** begin **

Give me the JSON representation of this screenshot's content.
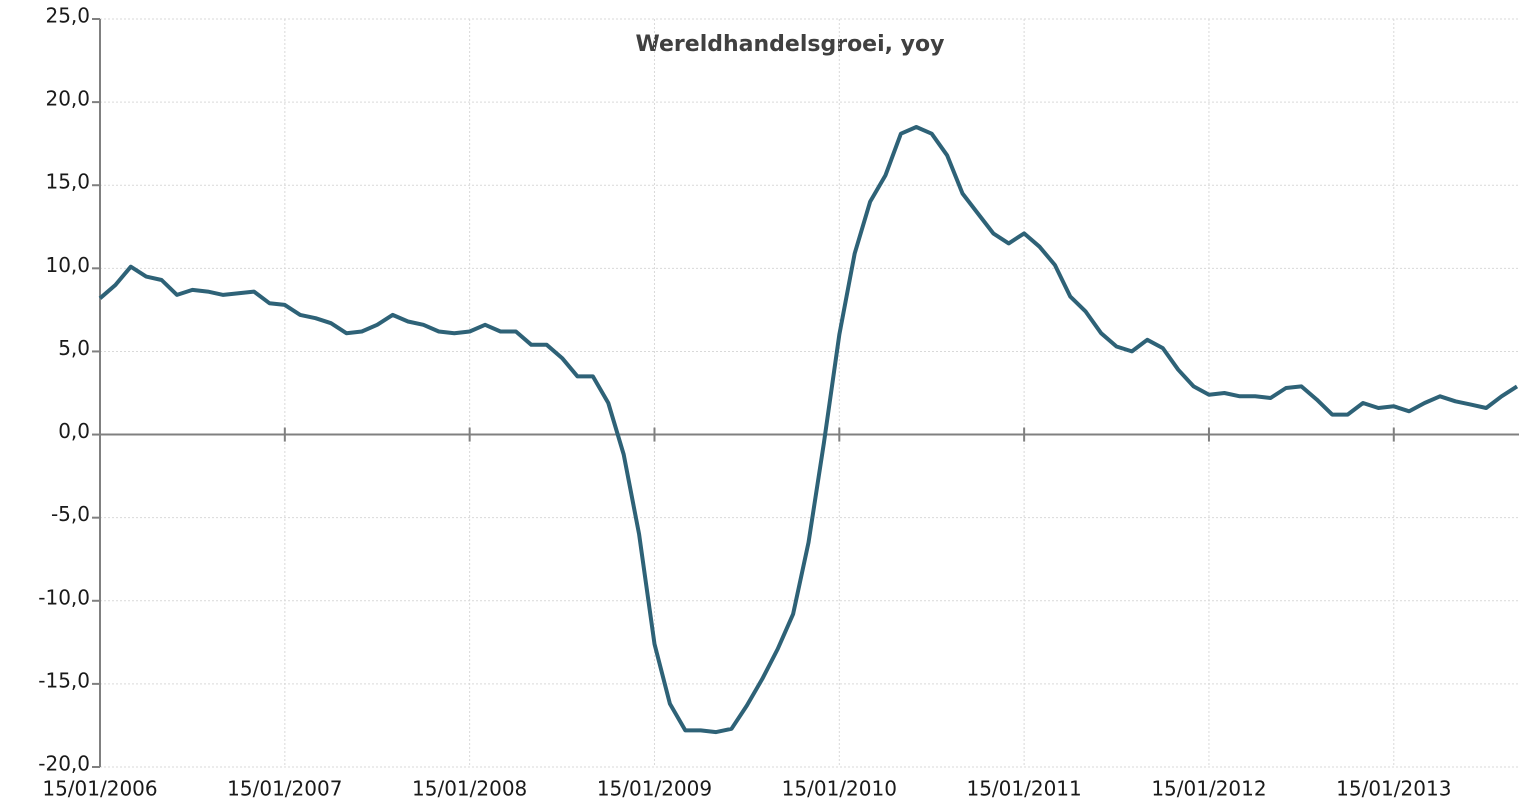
{
  "chart_data": {
    "type": "line",
    "title": "Wereldhandelsgroei, yoy",
    "categories": [
      "15/01/2006",
      null,
      null,
      null,
      null,
      null,
      null,
      null,
      null,
      null,
      null,
      null,
      "15/01/2007",
      null,
      null,
      null,
      null,
      null,
      null,
      null,
      null,
      null,
      null,
      null,
      "15/01/2008",
      null,
      null,
      null,
      null,
      null,
      null,
      null,
      null,
      null,
      null,
      null,
      "15/01/2009",
      null,
      null,
      null,
      null,
      null,
      null,
      null,
      null,
      null,
      null,
      null,
      "15/01/2010",
      null,
      null,
      null,
      null,
      null,
      null,
      null,
      null,
      null,
      null,
      null,
      "15/01/2011",
      null,
      null,
      null,
      null,
      null,
      null,
      null,
      null,
      null,
      null,
      null,
      "15/01/2012",
      null,
      null,
      null,
      null,
      null,
      null,
      null,
      null,
      null,
      null,
      null,
      "15/01/2013",
      null,
      null,
      null,
      null,
      null,
      null,
      null,
      null
    ],
    "series": [
      {
        "name": "Wereldhandelsgroei",
        "color": "#2e6277",
        "values": [
          8.2,
          9.0,
          10.1,
          9.5,
          9.3,
          8.4,
          8.7,
          8.6,
          8.4,
          8.5,
          8.6,
          7.9,
          7.8,
          7.2,
          7.0,
          6.7,
          6.1,
          6.2,
          6.6,
          7.2,
          6.8,
          6.6,
          6.2,
          6.1,
          6.2,
          6.6,
          6.2,
          6.2,
          5.4,
          5.4,
          4.6,
          3.5,
          3.5,
          1.9,
          -1.2,
          -6.0,
          -12.6,
          -16.2,
          -17.8,
          -17.8,
          -17.9,
          -17.7,
          -16.3,
          -14.7,
          -12.9,
          -10.8,
          -6.5,
          -0.5,
          6.0,
          10.9,
          14.0,
          15.6,
          18.1,
          18.5,
          18.1,
          16.8,
          14.5,
          13.3,
          12.1,
          11.5,
          12.1,
          11.3,
          10.2,
          8.3,
          7.4,
          6.1,
          5.3,
          5.0,
          5.7,
          5.2,
          3.9,
          2.9,
          2.4,
          2.5,
          2.3,
          2.3,
          2.2,
          2.8,
          2.9,
          2.1,
          1.2,
          1.2,
          1.9,
          1.6,
          1.7,
          1.4,
          1.9,
          2.3,
          2.0,
          1.8,
          1.6,
          2.3,
          2.9
        ]
      }
    ],
    "ylim": [
      -20,
      25
    ],
    "yticks": [
      {
        "value": -20,
        "label": "-20,0"
      },
      {
        "value": -15,
        "label": "-15,0"
      },
      {
        "value": -10,
        "label": "-10,0"
      },
      {
        "value": -5,
        "label": "-5,0"
      },
      {
        "value": 0,
        "label": "0,0"
      },
      {
        "value": 5,
        "label": "5,0"
      },
      {
        "value": 10,
        "label": "10,0"
      },
      {
        "value": 15,
        "label": "15,0"
      },
      {
        "value": 20,
        "label": "20,0"
      },
      {
        "value": 25,
        "label": "25,0"
      }
    ],
    "grid": true
  }
}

** end **

Using the records above, say how many lines include the string "label". Only the number is wanted.

10